* Task data
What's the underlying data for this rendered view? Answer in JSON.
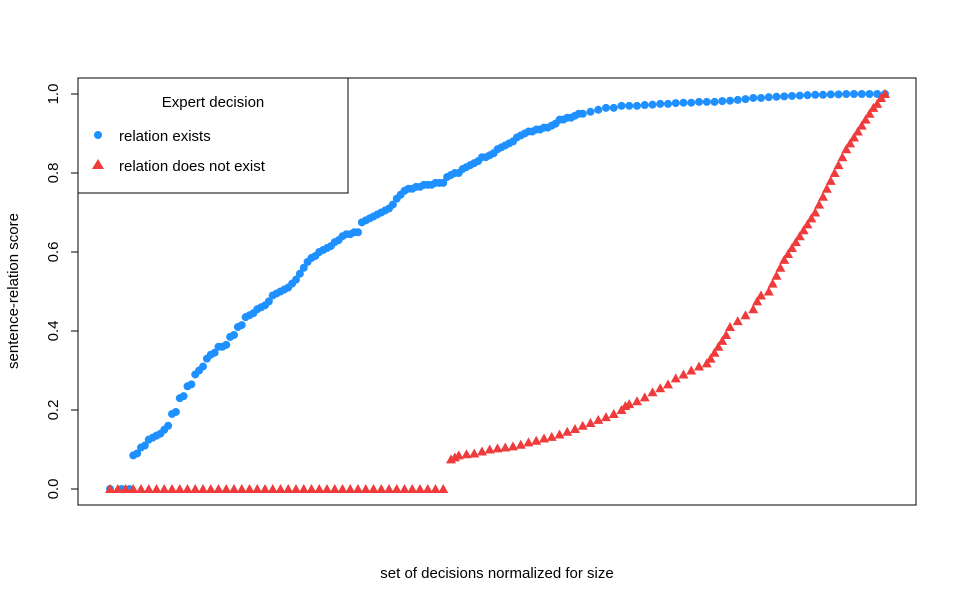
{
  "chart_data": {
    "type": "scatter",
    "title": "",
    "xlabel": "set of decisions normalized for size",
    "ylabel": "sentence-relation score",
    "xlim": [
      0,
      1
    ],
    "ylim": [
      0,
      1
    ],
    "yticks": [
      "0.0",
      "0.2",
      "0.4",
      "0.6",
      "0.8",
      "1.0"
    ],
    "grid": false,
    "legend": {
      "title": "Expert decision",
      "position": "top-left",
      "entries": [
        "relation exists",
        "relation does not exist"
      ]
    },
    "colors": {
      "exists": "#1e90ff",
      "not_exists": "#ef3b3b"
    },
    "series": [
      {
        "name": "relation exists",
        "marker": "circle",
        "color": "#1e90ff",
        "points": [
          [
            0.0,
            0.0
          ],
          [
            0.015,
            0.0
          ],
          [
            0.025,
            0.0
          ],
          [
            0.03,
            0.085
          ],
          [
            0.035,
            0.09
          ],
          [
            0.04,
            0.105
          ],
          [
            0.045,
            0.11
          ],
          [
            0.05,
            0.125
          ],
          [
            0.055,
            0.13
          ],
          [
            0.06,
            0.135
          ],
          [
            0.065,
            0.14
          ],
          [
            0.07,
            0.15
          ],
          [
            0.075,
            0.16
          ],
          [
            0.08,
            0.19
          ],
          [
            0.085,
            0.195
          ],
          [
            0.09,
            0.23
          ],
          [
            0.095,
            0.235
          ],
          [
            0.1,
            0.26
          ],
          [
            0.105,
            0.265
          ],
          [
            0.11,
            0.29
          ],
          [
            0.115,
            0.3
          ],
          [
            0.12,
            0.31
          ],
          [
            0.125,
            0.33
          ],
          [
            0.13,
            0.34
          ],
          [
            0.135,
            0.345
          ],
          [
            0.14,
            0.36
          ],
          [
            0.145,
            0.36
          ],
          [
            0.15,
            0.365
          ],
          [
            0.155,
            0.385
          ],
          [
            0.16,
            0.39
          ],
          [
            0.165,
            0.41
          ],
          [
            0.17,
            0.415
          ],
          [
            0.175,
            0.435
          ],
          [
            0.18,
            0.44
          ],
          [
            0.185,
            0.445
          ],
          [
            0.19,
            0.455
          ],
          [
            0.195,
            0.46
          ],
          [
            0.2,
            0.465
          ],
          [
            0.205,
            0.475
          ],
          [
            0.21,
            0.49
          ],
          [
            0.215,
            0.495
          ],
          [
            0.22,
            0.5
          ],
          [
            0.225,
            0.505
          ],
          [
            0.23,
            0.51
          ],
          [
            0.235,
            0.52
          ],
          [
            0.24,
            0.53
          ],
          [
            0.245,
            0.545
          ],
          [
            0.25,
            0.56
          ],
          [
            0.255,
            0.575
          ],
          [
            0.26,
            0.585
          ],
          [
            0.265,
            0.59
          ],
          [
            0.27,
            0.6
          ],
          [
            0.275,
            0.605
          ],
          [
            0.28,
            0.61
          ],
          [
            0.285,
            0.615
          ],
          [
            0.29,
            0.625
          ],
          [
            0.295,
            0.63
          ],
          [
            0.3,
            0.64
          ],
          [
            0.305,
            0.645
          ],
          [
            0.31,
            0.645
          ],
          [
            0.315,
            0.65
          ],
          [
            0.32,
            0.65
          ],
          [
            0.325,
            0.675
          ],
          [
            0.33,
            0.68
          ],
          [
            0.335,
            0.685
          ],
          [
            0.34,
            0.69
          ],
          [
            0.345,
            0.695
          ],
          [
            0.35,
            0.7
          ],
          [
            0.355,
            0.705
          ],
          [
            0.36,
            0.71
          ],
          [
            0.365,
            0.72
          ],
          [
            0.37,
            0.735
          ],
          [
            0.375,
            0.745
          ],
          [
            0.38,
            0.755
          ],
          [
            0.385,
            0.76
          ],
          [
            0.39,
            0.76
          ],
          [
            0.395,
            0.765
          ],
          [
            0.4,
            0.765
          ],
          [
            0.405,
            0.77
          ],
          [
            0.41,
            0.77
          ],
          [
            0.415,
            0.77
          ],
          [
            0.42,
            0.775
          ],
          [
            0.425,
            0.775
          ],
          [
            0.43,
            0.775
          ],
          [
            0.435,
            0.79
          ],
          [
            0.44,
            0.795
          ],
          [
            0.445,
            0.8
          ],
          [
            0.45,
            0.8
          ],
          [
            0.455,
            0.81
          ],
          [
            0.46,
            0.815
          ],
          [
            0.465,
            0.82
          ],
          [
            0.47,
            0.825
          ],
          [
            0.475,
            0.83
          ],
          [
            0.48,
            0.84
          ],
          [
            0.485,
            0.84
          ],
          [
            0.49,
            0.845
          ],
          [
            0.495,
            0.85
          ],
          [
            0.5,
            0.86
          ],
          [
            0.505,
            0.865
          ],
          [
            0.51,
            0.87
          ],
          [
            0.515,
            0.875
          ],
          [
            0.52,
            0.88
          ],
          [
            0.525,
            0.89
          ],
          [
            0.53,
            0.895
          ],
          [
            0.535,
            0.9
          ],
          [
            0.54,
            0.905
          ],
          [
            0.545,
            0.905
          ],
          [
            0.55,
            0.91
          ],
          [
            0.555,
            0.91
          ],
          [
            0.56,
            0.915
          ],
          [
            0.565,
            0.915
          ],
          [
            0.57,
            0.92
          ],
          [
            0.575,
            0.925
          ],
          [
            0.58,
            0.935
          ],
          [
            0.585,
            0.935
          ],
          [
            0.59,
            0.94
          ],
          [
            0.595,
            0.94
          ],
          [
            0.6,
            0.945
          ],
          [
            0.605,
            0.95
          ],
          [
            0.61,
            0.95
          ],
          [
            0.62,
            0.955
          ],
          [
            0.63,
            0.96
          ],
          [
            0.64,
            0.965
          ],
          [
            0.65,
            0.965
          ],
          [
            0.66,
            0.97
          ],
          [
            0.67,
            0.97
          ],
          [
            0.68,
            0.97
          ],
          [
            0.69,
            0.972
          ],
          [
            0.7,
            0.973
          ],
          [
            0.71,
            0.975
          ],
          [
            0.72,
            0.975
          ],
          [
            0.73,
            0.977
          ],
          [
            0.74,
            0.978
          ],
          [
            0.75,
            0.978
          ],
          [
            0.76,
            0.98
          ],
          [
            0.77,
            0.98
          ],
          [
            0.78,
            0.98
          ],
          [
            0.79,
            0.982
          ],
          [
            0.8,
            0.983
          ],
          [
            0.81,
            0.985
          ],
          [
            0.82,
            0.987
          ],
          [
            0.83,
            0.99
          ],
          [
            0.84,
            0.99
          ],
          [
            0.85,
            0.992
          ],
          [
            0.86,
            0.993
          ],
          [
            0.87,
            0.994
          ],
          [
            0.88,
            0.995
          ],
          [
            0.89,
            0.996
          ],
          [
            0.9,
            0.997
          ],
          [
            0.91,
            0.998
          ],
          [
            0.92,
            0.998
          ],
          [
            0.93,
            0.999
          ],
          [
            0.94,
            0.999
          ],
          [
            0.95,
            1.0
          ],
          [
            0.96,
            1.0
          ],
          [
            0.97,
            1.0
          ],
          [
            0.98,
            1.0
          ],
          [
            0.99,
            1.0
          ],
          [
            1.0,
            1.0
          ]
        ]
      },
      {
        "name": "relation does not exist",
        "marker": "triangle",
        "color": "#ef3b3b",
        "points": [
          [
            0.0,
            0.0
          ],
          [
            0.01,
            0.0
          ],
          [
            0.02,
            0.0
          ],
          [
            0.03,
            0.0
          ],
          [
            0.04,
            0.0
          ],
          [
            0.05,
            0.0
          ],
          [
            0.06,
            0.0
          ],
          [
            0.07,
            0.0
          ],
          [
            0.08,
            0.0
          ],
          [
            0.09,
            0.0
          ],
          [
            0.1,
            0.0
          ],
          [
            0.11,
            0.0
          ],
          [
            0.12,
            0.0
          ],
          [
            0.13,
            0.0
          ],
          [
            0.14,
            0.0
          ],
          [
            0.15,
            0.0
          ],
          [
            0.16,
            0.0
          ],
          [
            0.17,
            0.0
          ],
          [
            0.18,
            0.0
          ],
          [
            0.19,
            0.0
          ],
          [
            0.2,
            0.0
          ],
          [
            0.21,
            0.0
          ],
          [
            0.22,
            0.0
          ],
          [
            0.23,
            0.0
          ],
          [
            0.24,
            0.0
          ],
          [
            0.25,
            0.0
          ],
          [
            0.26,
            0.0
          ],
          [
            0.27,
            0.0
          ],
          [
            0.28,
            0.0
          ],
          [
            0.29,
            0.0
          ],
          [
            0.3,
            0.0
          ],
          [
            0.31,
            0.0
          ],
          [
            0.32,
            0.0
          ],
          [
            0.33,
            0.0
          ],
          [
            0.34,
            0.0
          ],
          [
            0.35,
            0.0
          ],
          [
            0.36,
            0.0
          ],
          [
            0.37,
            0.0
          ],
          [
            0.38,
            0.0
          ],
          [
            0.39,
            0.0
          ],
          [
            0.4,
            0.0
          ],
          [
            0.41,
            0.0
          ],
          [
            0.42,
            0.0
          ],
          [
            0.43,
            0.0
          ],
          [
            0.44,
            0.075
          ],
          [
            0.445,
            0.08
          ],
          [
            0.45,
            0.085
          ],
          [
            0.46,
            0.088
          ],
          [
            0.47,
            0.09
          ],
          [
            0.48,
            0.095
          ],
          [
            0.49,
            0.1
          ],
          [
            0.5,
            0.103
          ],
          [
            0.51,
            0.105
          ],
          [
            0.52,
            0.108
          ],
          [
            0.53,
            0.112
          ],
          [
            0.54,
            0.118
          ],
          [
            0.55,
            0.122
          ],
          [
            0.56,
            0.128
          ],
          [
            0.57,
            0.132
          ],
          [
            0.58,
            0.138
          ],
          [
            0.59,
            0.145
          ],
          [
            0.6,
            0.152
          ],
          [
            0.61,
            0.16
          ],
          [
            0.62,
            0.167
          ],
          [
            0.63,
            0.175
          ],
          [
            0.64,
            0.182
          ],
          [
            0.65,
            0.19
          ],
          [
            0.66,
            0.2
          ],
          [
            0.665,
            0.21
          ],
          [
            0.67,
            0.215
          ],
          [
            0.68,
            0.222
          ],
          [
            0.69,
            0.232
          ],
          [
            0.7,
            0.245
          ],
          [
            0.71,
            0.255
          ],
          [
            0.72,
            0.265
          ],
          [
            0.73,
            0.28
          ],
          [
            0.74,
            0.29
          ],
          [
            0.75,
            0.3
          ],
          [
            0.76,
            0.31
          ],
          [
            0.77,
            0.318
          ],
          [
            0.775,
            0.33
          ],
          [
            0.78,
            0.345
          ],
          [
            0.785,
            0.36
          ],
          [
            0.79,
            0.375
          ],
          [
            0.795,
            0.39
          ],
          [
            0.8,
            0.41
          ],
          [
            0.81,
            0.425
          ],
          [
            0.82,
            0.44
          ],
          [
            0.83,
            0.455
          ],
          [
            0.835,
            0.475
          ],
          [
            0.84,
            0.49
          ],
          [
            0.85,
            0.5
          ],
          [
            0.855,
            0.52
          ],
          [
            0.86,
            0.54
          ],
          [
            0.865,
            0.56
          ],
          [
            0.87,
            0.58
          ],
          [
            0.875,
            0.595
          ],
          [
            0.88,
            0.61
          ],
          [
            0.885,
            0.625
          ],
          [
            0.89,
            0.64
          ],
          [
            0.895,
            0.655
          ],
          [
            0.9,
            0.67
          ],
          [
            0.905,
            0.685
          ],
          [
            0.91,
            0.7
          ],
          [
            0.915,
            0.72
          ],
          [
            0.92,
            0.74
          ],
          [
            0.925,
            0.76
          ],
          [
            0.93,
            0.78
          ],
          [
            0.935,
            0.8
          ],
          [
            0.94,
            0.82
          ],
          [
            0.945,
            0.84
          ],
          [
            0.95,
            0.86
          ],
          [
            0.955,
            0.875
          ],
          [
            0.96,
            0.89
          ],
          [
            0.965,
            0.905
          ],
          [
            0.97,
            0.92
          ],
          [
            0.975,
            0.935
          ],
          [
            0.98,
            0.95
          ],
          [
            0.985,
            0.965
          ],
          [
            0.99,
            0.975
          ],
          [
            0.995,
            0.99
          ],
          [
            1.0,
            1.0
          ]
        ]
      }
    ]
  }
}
--
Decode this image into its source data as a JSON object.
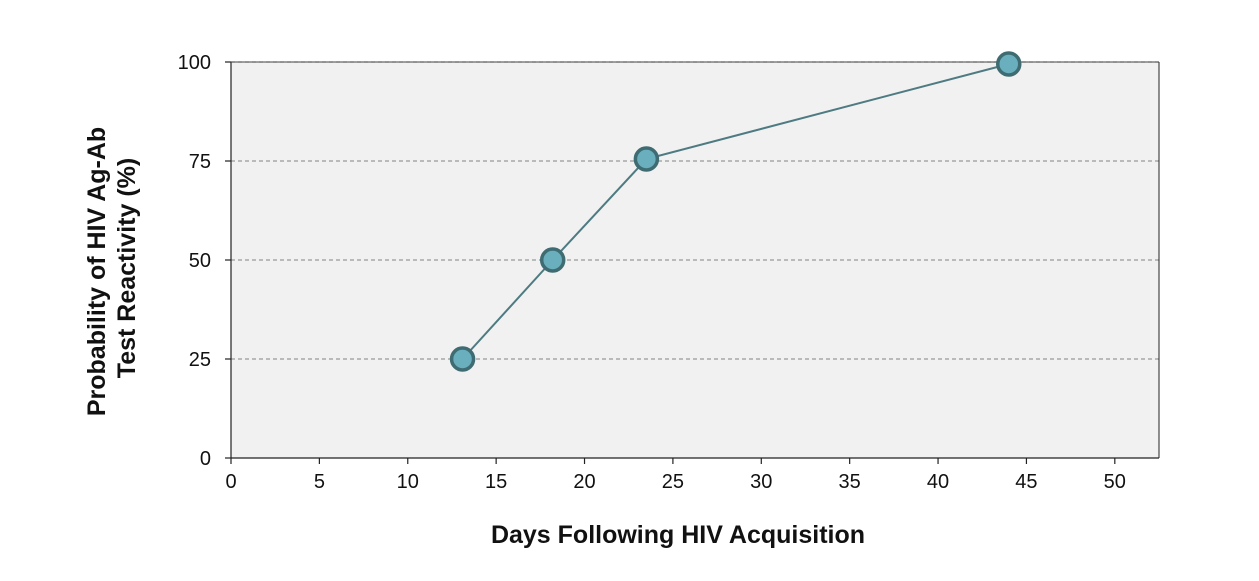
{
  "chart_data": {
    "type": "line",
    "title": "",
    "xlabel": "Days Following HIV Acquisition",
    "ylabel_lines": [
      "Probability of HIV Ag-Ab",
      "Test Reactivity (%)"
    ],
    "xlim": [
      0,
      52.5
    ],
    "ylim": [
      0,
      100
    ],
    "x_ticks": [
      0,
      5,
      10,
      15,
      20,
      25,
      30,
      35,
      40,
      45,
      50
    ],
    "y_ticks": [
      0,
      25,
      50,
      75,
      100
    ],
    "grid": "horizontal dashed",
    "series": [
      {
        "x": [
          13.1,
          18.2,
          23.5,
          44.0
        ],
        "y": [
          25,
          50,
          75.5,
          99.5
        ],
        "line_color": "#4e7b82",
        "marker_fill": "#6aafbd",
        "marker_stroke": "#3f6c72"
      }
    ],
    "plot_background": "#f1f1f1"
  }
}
...
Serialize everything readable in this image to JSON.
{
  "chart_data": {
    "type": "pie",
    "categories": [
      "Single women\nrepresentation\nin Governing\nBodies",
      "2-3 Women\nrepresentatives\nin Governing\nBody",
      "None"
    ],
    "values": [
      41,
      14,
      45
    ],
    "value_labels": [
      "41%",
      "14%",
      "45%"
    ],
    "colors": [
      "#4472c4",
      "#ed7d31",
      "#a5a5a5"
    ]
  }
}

* Set problem
Copy each line above containing the string "Governing".

* Task solution
      "Single women\nrepresentation\nin Governing\nBodies",
      "2-3 Women\nrepresentatives\nin Governing\nBody",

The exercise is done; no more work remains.